Input:

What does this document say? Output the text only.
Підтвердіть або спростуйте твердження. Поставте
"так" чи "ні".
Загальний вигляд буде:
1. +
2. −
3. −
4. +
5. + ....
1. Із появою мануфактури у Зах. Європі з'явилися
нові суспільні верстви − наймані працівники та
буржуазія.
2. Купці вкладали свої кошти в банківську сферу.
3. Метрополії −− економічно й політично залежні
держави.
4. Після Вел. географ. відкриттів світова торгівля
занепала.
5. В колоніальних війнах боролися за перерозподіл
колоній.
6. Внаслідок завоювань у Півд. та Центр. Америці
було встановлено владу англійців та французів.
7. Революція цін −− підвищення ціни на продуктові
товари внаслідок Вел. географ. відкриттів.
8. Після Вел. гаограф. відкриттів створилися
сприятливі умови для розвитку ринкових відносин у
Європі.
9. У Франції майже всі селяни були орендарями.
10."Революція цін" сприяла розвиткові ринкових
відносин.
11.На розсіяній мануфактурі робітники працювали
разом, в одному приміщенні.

Task: Where a line in the entries holds the word "відкриттів", copy that line.

Written answer:
4. Після Вел. географ. відкриттів світова торгівля
товари внаслідок Вел. географ. відкриттів.
8. Після Вел. гаограф. відкриттів створилися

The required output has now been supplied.